Rows from a figure dataset
*-*-*

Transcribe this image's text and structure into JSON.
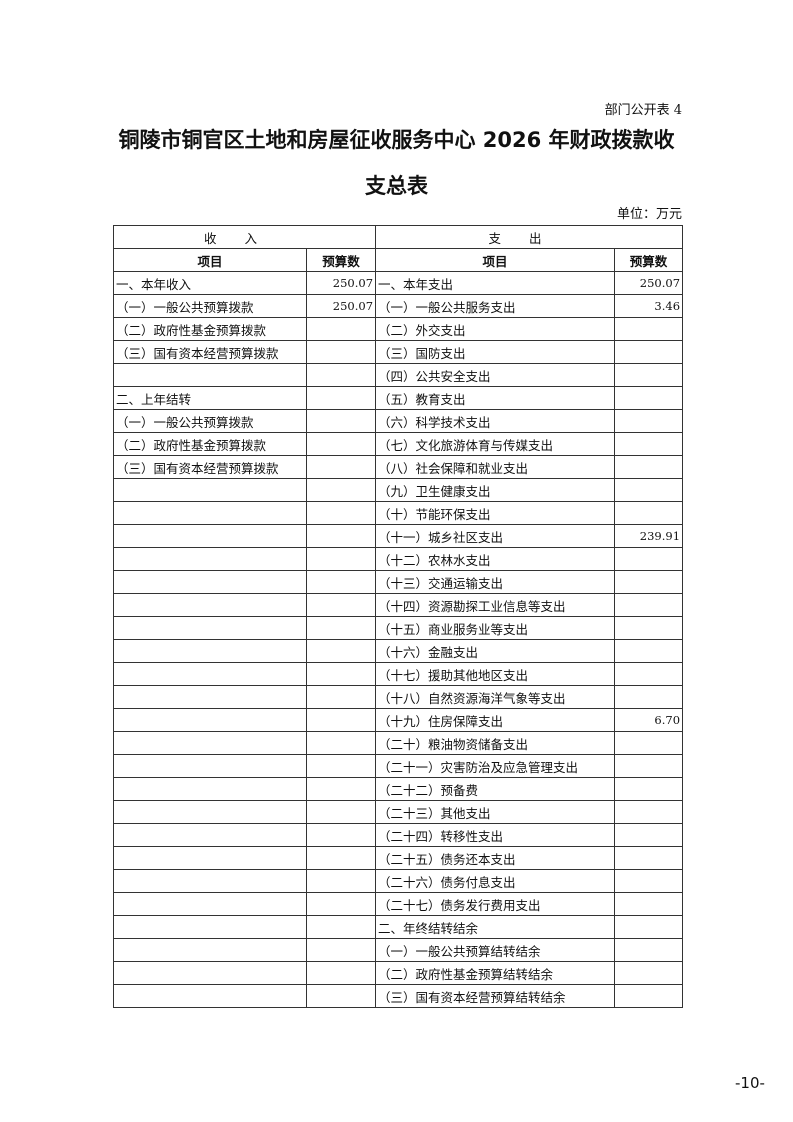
{
  "form_no": "部门公开表 4",
  "title_line1": "铜陵市铜官区土地和房屋征收服务中心 2026 年财政拨款收",
  "title_line2": "支总表",
  "unit": "单位：万元",
  "table": {
    "income_header": "收入",
    "expense_header": "支出",
    "col_item": "项目",
    "col_budget": "预算数",
    "rows": [
      {
        "in_item": "一、本年收入",
        "in_val": "250.07",
        "out_item": "一、本年支出",
        "out_val": "250.07"
      },
      {
        "in_item": "（一）一般公共预算拨款",
        "in_val": "250.07",
        "out_item": "（一）一般公共服务支出",
        "out_val": "3.46"
      },
      {
        "in_item": "（二）政府性基金预算拨款",
        "in_val": "",
        "out_item": "（二）外交支出",
        "out_val": ""
      },
      {
        "in_item": "（三）国有资本经营预算拨款",
        "in_val": "",
        "out_item": "（三）国防支出",
        "out_val": ""
      },
      {
        "in_item": "",
        "in_val": "",
        "out_item": "（四）公共安全支出",
        "out_val": ""
      },
      {
        "in_item": "二、上年结转",
        "in_val": "",
        "out_item": "（五）教育支出",
        "out_val": ""
      },
      {
        "in_item": "（一）一般公共预算拨款",
        "in_val": "",
        "out_item": "（六）科学技术支出",
        "out_val": ""
      },
      {
        "in_item": "（二）政府性基金预算拨款",
        "in_val": "",
        "out_item": "（七）文化旅游体育与传媒支出",
        "out_val": ""
      },
      {
        "in_item": "（三）国有资本经营预算拨款",
        "in_val": "",
        "out_item": "（八）社会保障和就业支出",
        "out_val": ""
      },
      {
        "in_item": "",
        "in_val": "",
        "out_item": "（九）卫生健康支出",
        "out_val": ""
      },
      {
        "in_item": "",
        "in_val": "",
        "out_item": "（十）节能环保支出",
        "out_val": ""
      },
      {
        "in_item": "",
        "in_val": "",
        "out_item": "（十一）城乡社区支出",
        "out_val": "239.91"
      },
      {
        "in_item": "",
        "in_val": "",
        "out_item": "（十二）农林水支出",
        "out_val": ""
      },
      {
        "in_item": "",
        "in_val": "",
        "out_item": "（十三）交通运输支出",
        "out_val": ""
      },
      {
        "in_item": "",
        "in_val": "",
        "out_item": "（十四）资源勘探工业信息等支出",
        "out_val": ""
      },
      {
        "in_item": "",
        "in_val": "",
        "out_item": "（十五）商业服务业等支出",
        "out_val": ""
      },
      {
        "in_item": "",
        "in_val": "",
        "out_item": "（十六）金融支出",
        "out_val": ""
      },
      {
        "in_item": "",
        "in_val": "",
        "out_item": "（十七）援助其他地区支出",
        "out_val": ""
      },
      {
        "in_item": "",
        "in_val": "",
        "out_item": "（十八）自然资源海洋气象等支出",
        "out_val": ""
      },
      {
        "in_item": "",
        "in_val": "",
        "out_item": "（十九）住房保障支出",
        "out_val": "6.70"
      },
      {
        "in_item": "",
        "in_val": "",
        "out_item": "（二十）粮油物资储备支出",
        "out_val": ""
      },
      {
        "in_item": "",
        "in_val": "",
        "out_item": "（二十一）灾害防治及应急管理支出",
        "out_val": ""
      },
      {
        "in_item": "",
        "in_val": "",
        "out_item": "（二十二）预备费",
        "out_val": ""
      },
      {
        "in_item": "",
        "in_val": "",
        "out_item": "（二十三）其他支出",
        "out_val": ""
      },
      {
        "in_item": "",
        "in_val": "",
        "out_item": "（二十四）转移性支出",
        "out_val": ""
      },
      {
        "in_item": "",
        "in_val": "",
        "out_item": "（二十五）债务还本支出",
        "out_val": ""
      },
      {
        "in_item": "",
        "in_val": "",
        "out_item": "（二十六）债务付息支出",
        "out_val": ""
      },
      {
        "in_item": "",
        "in_val": "",
        "out_item": "（二十七）债务发行费用支出",
        "out_val": ""
      },
      {
        "in_item": "",
        "in_val": "",
        "out_item": "二、年终结转结余",
        "out_val": ""
      },
      {
        "in_item": "",
        "in_val": "",
        "out_item": "（一）一般公共预算结转结余",
        "out_val": ""
      },
      {
        "in_item": "",
        "in_val": "",
        "out_item": "（二）政府性基金预算结转结余",
        "out_val": ""
      },
      {
        "in_item": "",
        "in_val": "",
        "out_item": "（三）国有资本经营预算结转结余",
        "out_val": ""
      }
    ]
  },
  "page_number": "-10-"
}
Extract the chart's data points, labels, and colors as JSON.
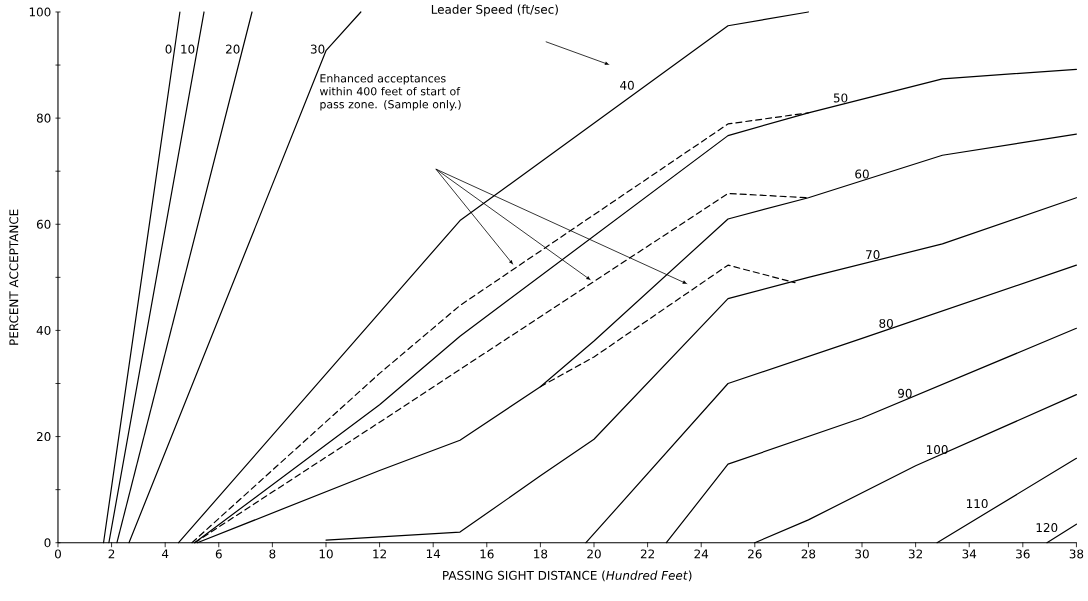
{
  "chart_data": {
    "type": "line",
    "xlabel": "PASSING SIGHT DISTANCE (*Hundred Feet*)",
    "ylabel": "PERCENT ACCEPTANCE",
    "xlim": [
      0,
      38
    ],
    "ylim": [
      0,
      100
    ],
    "xticks": [
      0,
      2,
      4,
      6,
      8,
      10,
      12,
      14,
      16,
      18,
      20,
      22,
      24,
      26,
      28,
      30,
      32,
      34,
      36,
      38
    ],
    "yticks": [
      0,
      {
        "value": 10,
        "label": null
      },
      20,
      {
        "value": 30,
        "label": null
      },
      40,
      {
        "value": 50,
        "label": null
      },
      60,
      {
        "value": 70,
        "label": null
      },
      80,
      {
        "value": 90,
        "label": null
      },
      100
    ],
    "series": [
      {
        "name": "0",
        "color": "#000000",
        "line_style": "solid",
        "x": [
          1.7,
          4.55
        ],
        "values": [
          0,
          100
        ]
      },
      {
        "name": "10",
        "color": "#000000",
        "line_style": "solid",
        "x": [
          1.9,
          5.45
        ],
        "values": [
          0,
          100
        ]
      },
      {
        "name": "20",
        "color": "#000000",
        "line_style": "solid",
        "x": [
          2.2,
          7.24
        ],
        "values": [
          0,
          100
        ]
      },
      {
        "name": "30",
        "color": "#000000",
        "line_style": "solid",
        "x": [
          2.65,
          10.0,
          11.3
        ],
        "values": [
          0,
          92.7,
          100
        ]
      },
      {
        "name": "40",
        "color": "#000000",
        "line_style": "solid",
        "x": [
          4.5,
          15,
          25,
          28
        ],
        "values": [
          0,
          60.7,
          97.4,
          100
        ]
      },
      {
        "name": "50",
        "color": "#000000",
        "line_style": "solid",
        "x": [
          5.1,
          12,
          15,
          25,
          28,
          33,
          38
        ],
        "values": [
          0,
          26,
          38.9,
          76.7,
          81,
          87.4,
          89.2
        ]
      },
      {
        "color": "#000000",
        "line_style": "dashed",
        "x": [
          5.0,
          12,
          15,
          25,
          28
        ],
        "values": [
          0,
          31.9,
          44.7,
          78.9,
          81
        ]
      },
      {
        "name": "60",
        "color": "#000000",
        "line_style": "solid",
        "x": [
          5.2,
          12,
          15,
          18,
          20,
          25,
          28,
          33,
          38
        ],
        "values": [
          0,
          13.6,
          19.3,
          29.4,
          38,
          61,
          65,
          73,
          77
        ]
      },
      {
        "color": "#000000",
        "line_style": "dashed",
        "x": [
          5.1,
          12,
          25,
          28
        ],
        "values": [
          0,
          22.7,
          65.8,
          65
        ]
      },
      {
        "color": "#000000",
        "line_style": "dashed",
        "x": [
          18,
          20,
          25,
          27.5
        ],
        "values": [
          29.4,
          35,
          52.3,
          49
        ]
      },
      {
        "name": "70",
        "color": "#000000",
        "line_style": "solid",
        "x": [
          10,
          15,
          18,
          20,
          25,
          28,
          33,
          38
        ],
        "values": [
          0.5,
          2,
          12.6,
          19.5,
          46,
          50,
          56.3,
          65
        ]
      },
      {
        "name": "80",
        "color": "#000000",
        "line_style": "solid",
        "x": [
          19.7,
          25,
          30,
          38
        ],
        "values": [
          0,
          30,
          38.5,
          52.3
        ]
      },
      {
        "name": "90",
        "color": "#000000",
        "line_style": "solid",
        "x": [
          22.7,
          25,
          30,
          38
        ],
        "values": [
          0,
          14.8,
          23.5,
          40.4
        ]
      },
      {
        "name": "100",
        "color": "#000000",
        "line_style": "solid",
        "x": [
          26,
          28,
          32,
          38
        ],
        "values": [
          0,
          4.3,
          14.5,
          27.9
        ]
      },
      {
        "name": "110",
        "color": "#000000",
        "line_style": "solid",
        "x": [
          32.8,
          38
        ],
        "values": [
          0,
          15.9
        ]
      },
      {
        "name": "120",
        "color": "#000000",
        "line_style": "solid",
        "x": [
          36.9,
          38
        ],
        "values": [
          0,
          3.5
        ]
      }
    ],
    "annotations": [
      "Leader Speed (ft/sec)",
      "Enhanced acceptances within 400 feet of start of pass zone. (Sample only.)"
    ]
  }
}
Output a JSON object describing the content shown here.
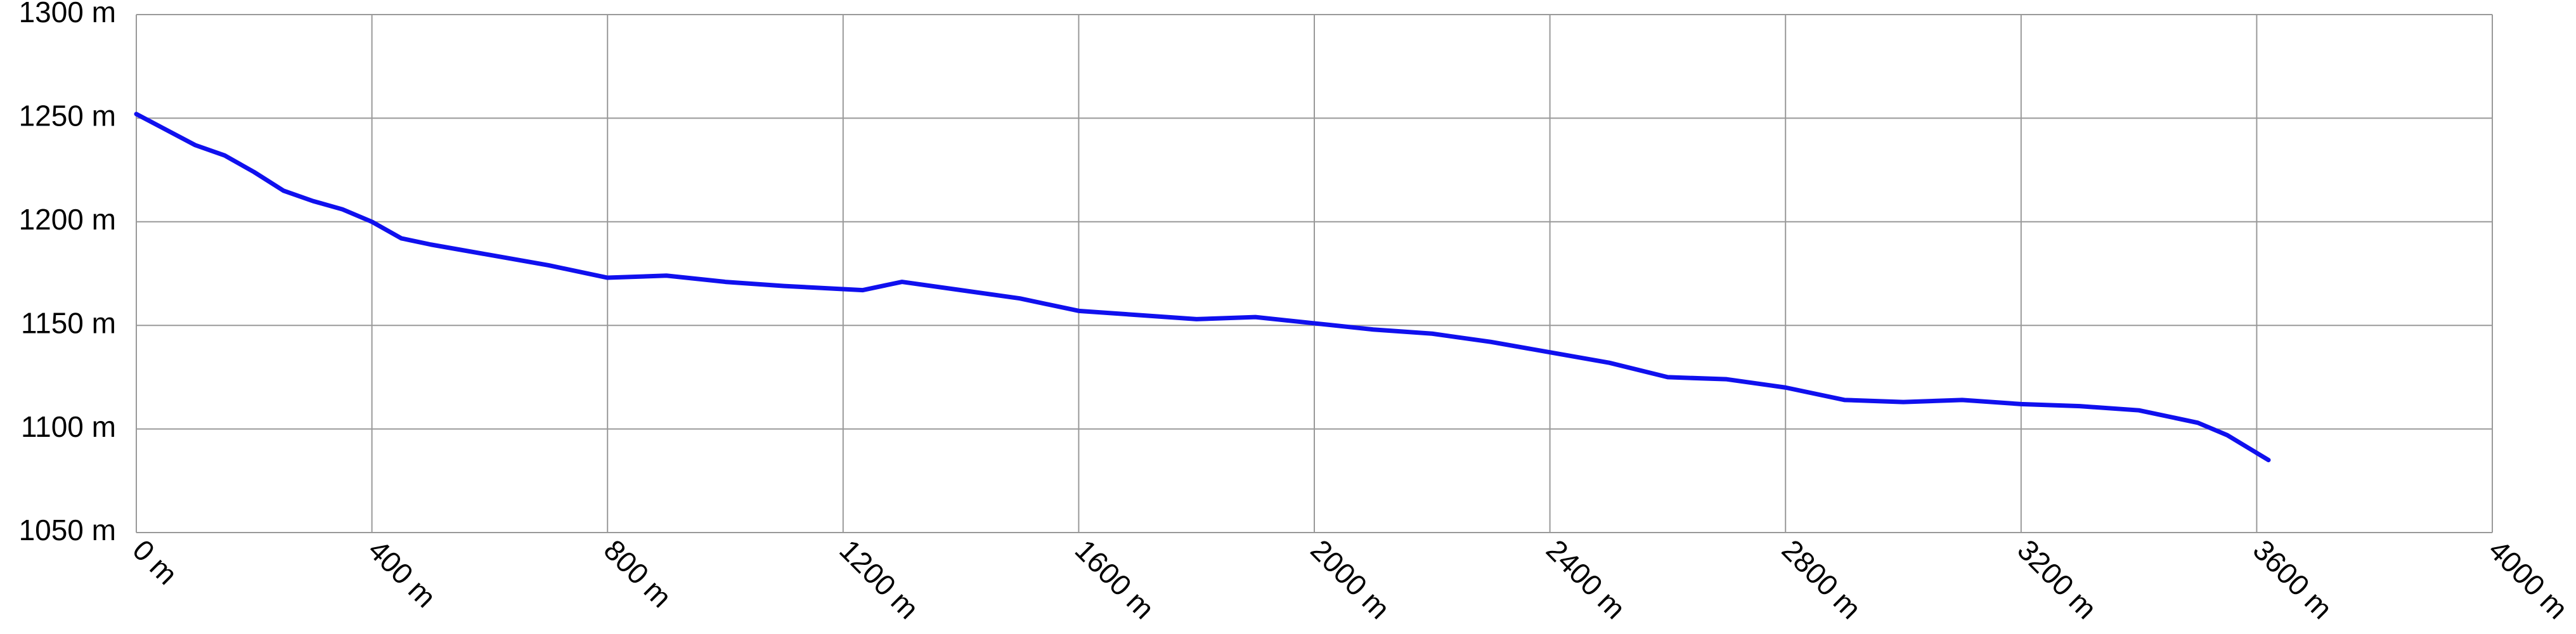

*-*-*

> **TASK DIRECTIONS**
Copy out each line in the preceding records that contains "JSON".

> **COMPLETE OUTPUT**
Transcribe this image's text and structure into JSON.
Extract the chart's data points, labels, and colors as JSON.
Output a JSON object describing the content shown here.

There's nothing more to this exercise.